-- Exercise instructions --
Take every line where the string "before" appears and copy it.

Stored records

--*--

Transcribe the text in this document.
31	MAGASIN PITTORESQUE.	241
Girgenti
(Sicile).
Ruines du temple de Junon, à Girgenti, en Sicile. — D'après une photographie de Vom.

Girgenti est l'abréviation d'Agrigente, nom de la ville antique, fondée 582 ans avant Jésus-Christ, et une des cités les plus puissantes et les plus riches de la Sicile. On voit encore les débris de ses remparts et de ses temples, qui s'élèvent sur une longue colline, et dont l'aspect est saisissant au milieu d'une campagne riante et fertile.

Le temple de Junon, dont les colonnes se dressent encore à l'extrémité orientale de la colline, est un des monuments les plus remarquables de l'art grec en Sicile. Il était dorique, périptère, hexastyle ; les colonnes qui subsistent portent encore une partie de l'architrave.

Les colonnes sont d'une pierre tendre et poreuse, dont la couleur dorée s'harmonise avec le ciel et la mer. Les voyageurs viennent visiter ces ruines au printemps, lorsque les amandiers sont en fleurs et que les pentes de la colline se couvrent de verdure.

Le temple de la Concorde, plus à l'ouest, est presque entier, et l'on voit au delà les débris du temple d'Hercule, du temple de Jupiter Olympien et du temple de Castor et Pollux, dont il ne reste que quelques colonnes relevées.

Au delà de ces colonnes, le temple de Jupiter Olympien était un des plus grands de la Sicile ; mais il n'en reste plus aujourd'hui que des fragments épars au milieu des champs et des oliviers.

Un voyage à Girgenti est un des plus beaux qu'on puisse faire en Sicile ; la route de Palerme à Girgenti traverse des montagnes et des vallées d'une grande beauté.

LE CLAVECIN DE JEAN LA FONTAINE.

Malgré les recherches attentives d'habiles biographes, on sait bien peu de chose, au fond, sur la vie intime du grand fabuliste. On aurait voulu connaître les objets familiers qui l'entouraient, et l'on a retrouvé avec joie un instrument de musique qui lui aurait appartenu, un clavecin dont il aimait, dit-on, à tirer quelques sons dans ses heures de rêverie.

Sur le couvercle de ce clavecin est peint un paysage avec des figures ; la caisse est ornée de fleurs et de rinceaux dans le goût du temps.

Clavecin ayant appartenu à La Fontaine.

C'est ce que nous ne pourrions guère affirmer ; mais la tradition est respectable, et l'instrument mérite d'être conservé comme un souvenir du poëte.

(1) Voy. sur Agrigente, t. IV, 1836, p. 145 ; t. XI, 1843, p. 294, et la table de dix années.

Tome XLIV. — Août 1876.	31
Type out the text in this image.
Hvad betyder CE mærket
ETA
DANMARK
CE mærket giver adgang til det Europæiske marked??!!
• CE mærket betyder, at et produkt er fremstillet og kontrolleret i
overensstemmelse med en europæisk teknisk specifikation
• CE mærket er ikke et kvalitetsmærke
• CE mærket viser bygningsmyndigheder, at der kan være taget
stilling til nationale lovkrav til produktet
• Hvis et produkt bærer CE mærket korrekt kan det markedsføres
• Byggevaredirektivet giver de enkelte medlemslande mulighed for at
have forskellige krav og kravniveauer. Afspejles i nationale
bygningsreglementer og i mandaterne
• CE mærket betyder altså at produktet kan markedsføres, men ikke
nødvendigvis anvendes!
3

--*--

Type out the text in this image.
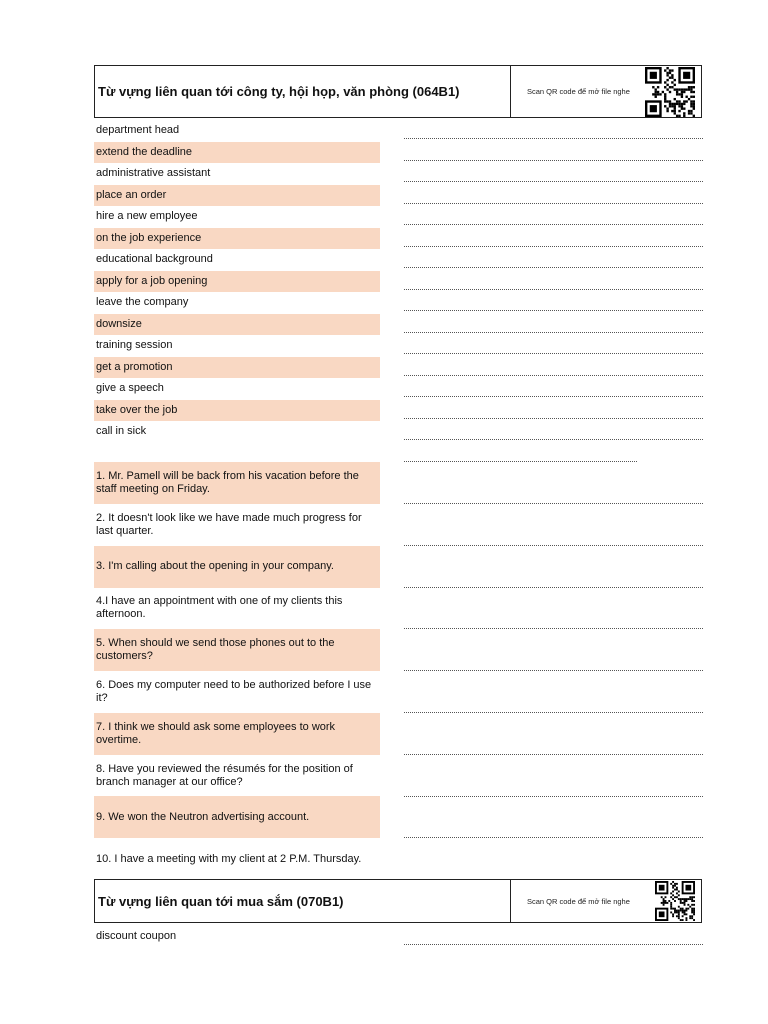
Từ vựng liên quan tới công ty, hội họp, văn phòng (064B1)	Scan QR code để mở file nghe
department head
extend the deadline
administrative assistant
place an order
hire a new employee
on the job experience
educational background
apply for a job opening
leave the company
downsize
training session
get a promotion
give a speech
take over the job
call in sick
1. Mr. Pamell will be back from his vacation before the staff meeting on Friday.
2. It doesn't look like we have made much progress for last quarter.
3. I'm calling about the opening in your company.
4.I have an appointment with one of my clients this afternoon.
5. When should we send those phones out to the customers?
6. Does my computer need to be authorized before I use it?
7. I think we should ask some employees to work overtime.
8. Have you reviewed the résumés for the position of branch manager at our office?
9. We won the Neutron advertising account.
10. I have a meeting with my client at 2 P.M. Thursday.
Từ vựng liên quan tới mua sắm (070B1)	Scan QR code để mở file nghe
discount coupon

--*--

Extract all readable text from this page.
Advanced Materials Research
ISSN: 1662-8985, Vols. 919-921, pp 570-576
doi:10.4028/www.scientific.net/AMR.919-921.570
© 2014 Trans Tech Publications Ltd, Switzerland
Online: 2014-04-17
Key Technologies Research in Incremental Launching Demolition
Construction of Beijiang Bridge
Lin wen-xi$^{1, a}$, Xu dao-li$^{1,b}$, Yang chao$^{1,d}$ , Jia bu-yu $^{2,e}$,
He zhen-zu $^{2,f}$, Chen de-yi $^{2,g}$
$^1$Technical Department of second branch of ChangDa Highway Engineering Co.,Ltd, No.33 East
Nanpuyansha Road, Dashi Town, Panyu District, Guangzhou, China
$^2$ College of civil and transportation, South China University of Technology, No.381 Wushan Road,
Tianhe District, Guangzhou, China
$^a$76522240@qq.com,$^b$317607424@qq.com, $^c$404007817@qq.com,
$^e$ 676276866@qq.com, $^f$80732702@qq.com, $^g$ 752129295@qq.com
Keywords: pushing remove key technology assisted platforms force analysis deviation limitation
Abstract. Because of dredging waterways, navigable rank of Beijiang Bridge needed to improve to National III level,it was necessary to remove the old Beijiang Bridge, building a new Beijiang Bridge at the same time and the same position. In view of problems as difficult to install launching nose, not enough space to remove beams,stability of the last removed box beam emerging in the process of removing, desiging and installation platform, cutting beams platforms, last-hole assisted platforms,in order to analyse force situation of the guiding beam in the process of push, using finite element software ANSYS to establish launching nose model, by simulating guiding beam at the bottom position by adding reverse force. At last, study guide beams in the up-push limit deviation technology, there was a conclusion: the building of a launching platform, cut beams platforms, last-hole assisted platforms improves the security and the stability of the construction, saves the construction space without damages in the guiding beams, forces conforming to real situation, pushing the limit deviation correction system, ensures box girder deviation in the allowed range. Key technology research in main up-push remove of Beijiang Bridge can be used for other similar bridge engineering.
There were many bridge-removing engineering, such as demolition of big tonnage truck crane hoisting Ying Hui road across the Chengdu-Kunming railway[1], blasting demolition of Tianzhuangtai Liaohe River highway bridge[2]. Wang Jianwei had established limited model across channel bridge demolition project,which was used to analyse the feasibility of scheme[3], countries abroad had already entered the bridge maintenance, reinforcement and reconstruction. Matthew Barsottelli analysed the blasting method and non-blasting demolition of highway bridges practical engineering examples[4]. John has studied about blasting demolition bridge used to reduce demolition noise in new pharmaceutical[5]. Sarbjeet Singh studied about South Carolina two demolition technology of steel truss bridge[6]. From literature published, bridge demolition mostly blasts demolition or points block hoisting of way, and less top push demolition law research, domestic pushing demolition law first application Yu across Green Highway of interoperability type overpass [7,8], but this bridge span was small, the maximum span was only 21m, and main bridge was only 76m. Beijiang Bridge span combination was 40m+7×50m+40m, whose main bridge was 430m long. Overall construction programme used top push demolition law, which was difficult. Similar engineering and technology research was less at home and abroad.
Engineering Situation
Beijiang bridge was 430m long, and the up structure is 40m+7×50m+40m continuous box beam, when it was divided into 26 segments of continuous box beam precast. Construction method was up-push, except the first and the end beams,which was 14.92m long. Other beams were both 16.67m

--*--

-- Solved exercise --
1. Mr. Pamell will be back from his vacation before the staff meeting on Friday.
6. Does my computer need to be authorized before I use it?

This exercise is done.